Set exercise —
From the listing below, extract each entry exactly as written, minus the images.

═════ Listing

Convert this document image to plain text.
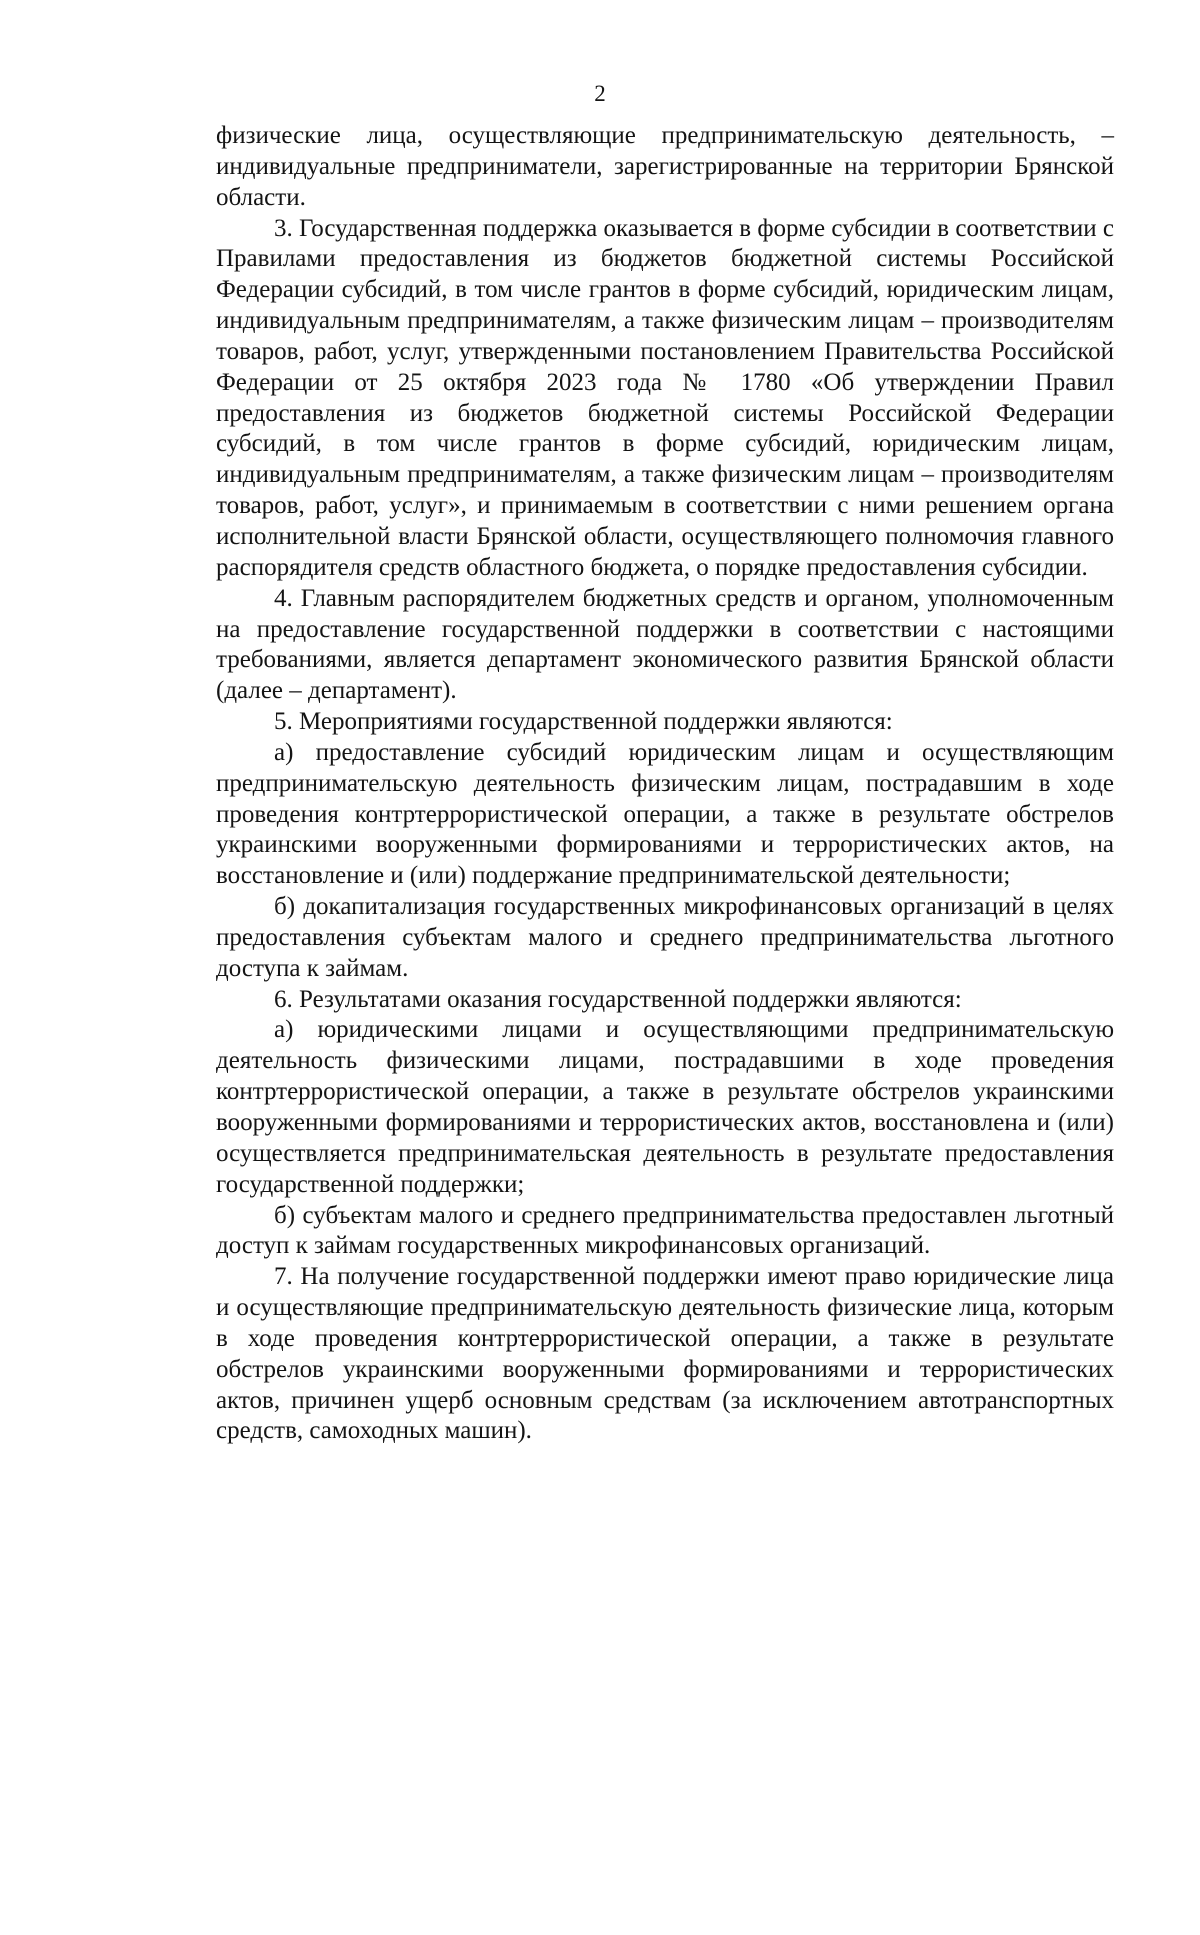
2

физические лица, осуществляющие предпринимательскую деятельность, – индивидуальные предприниматели, зарегистрированные на территории Брянской области.

3. Государственная поддержка оказывается в форме субсидии в соответствии с Правилами предоставления из бюджетов бюджетной системы Российской Федерации субсидий, в том числе грантов в форме субсидий, юридическим лицам, индивидуальным предпринимателям, а также физическим лицам – производителям товаров, работ, услуг, утвержденными постановлением Правительства Российской Федерации от 25 октября 2023 года № 1780 «Об утверждении Правил предоставления из бюджетов бюджетной системы Российской Федерации субсидий, в том числе грантов в форме субсидий, юридическим лицам, индивидуальным предпринимателям, а также физическим лицам – производителям товаров, работ, услуг», и принимаемым в соответствии с ними решением органа исполнительной власти Брянской области, осуществляющего полномочия главного распорядителя средств областного бюджета, о порядке предоставления субсидии.

4. Главным распорядителем бюджетных средств и органом, уполномоченным на предоставление государственной поддержки в соответствии с настоящими требованиями, является департамент экономического развития Брянской области (далее – департамент).

5. Мероприятиями государственной поддержки являются:

а) предоставление субсидий юридическим лицам и осуществляющим предпринимательскую деятельность физическим лицам, пострадавшим в ходе проведения контртеррористической операции, а также в результате обстрелов украинскими вооруженными формированиями и террористических актов, на восстановление и (или) поддержание предпринимательской деятельности;

б) докапитализация государственных микрофинансовых организаций в целях предоставления субъектам малого и среднего предпринимательства льготного доступа к займам.

6. Результатами оказания государственной поддержки являются:

а) юридическими лицами и осуществляющими предпринимательскую деятельность физическими лицами, пострадавшими в ходе проведения контртеррористической операции, а также в результате обстрелов украинскими вооруженными формированиями и террористических актов, восстановлена и (или) осуществляется предпринимательская деятельность в результате предоставления государственной поддержки;

б) субъектам малого и среднего предпринимательства предоставлен льготный доступ к займам государственных микрофинансовых организаций.

7. На получение государственной поддержки имеют право юридические лица и осуществляющие предпринимательскую деятельность физические лица, которым в ходе проведения контртеррористической операции, а также в результате обстрелов украинскими вооруженными формированиями и террористических актов, причинен ущерб основным средствам (за исключением автотранспортных средств, самоходных машин).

══════════

Task output —
Convert this document image to plain text.
2

физические лица, осуществляющие предпринимательскую деятельность, – индивидуальные предприниматели, зарегистрированные на территории Брянской области.

3. Государственная поддержка оказывается в форме субсидии в соответствии с Правилами предоставления из бюджетов бюджетной системы Российской Федерации субсидий, в том числе грантов в форме субсидий, юридическим лицам, индивидуальным предпринимателям, а также физическим лицам – производителям товаров, работ, услуг, утвержденными постановлением Правительства Российской Федерации от 25 октября 2023 года № 1780 «Об утверждении Правил предоставления из бюджетов бюджетной системы Российской Федерации субсидий, в том числе грантов в форме субсидий, юридическим лицам, индивидуальным предпринимателям, а также физическим лицам – производителям товаров, работ, услуг», и принимаемым в соответствии с ними решением органа исполнительной власти Брянской области, осуществляющего полномочия главного распорядителя средств областного бюджета, о порядке предоставления субсидии.

4. Главным распорядителем бюджетных средств и органом, уполномоченным на предоставление государственной поддержки в соответствии с настоящими требованиями, является департамент экономического развития Брянской области (далее – департамент).

5. Мероприятиями государственной поддержки являются:

а) предоставление субсидий юридическим лицам и осуществляющим предпринимательскую деятельность физическим лицам, пострадавшим в ходе проведения контртеррористической операции, а также в результате обстрелов украинскими вооруженными формированиями и террористических актов, на восстановление и (или) поддержание предпринимательской деятельности;

б) докапитализация государственных микрофинансовых организаций в целях предоставления субъектам малого и среднего предпринимательства льготного доступа к займам.

6. Результатами оказания государственной поддержки являются:

а) юридическими лицами и осуществляющими предпринимательскую деятельность физическими лицами, пострадавшими в ходе проведения контртеррористической операции, а также в результате обстрелов украинскими вооруженными формированиями и террористических актов, восстановлена и (или) осуществляется предпринимательская деятельность в результате предоставления государственной поддержки;

б) субъектам малого и среднего предпринимательства предоставлен льготный доступ к займам государственных микрофинансовых организаций.

7. На получение государственной поддержки имеют право юридические лица и осуществляющие предпринимательскую деятельность физические лица, которым в ходе проведения контртеррористической операции, а также в результате обстрелов украинскими вооруженными формированиями и террористических актов, причинен ущерб основным средствам (за исключением автотранспортных средств, самоходных машин).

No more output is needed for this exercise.